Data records
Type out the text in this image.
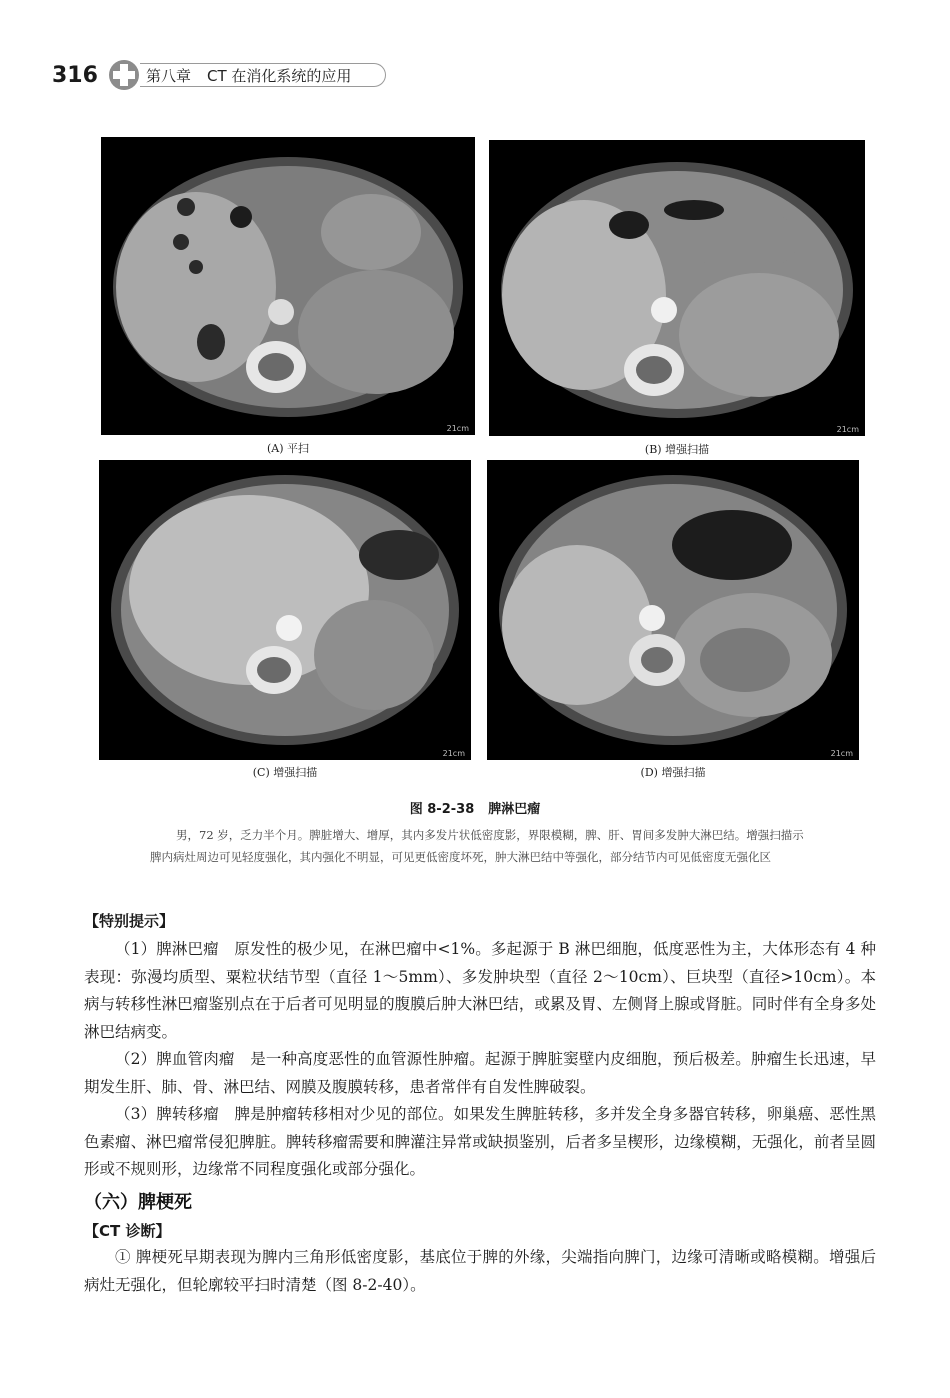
316	第八章 CT 在消化系统的应用
21cm
(A) 平扫
21cm
(B) 增强扫描
21cm
(C) 增强扫描
21cm
(D) 增强扫描
图 8-2-38 脾淋巴瘤
男，72 岁，乏力半个月。脾脏增大、增厚，其内多发片状低密度影，界限模糊，脾、肝、胃间多发肿大淋巴结。增强扫描示脾内病灶周边可见轻度强化，其内强化不明显，可见更低密度坏死，肿大淋巴结中等强化，部分结节内可见低密度无强化区
【特别提示】

（1）脾淋巴瘤　原发性的极少见，在淋巴瘤中<1%。多起源于 B 淋巴细胞，低度恶性为主，大体形态有 4 种表现：弥漫均质型、粟粒状结节型（直径 1～5mm）、多发肿块型（直径 2～10cm）、巨块型（直径>10cm）。本病与转移性淋巴瘤鉴别点在于后者可见明显的腹膜后肿大淋巴结，或累及胃、左侧肾上腺或肾脏。同时伴有全身多处淋巴结病变。

（2）脾血管肉瘤　是一种高度恶性的血管源性肿瘤。起源于脾脏窦壁内皮细胞，预后极差。肿瘤生长迅速，早期发生肝、肺、骨、淋巴结、网膜及腹膜转移，患者常伴有自发性脾破裂。

（3）脾转移瘤　脾是肿瘤转移相对少见的部位。如果发生脾脏转移，多并发全身多器官转移，卵巢癌、恶性黑色素瘤、淋巴瘤常侵犯脾脏。脾转移瘤需要和脾灌注异常或缺损鉴别，后者多呈楔形，边缘模糊，无强化，前者呈圆形或不规则形，边缘常不同程度强化或部分强化。

（六）脾梗死
【CT 诊断】

① 脾梗死早期表现为脾内三角形低密度影，基底位于脾的外缘，尖端指向脾门，边缘可清晰或略模糊。增强后病灶无强化，但轮廓较平扫时清楚（图 8-2-40）。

## WHAT THE TASK REQUIRES
Each line above that includes "脾淋巴瘤" should be shown.

## TASK OUTPUT
图 8-2-38 脾淋巴瘤
（1）脾淋巴瘤　原发性的极少见，在淋巴瘤中<1%。多起源于 B 淋巴细胞，低度恶性为主，大体形态有 4 种表现：弥漫均质型、粟粒状结节型（直径 1～5mm）、多发肿块型（直径 2～10cm）、巨块型（直径>10cm）。本病与转移性淋巴瘤鉴别点在于后者可见明显的腹膜后肿大淋巴结，或累及胃、左侧肾上腺或肾脏。同时伴有全身多处淋巴结病变。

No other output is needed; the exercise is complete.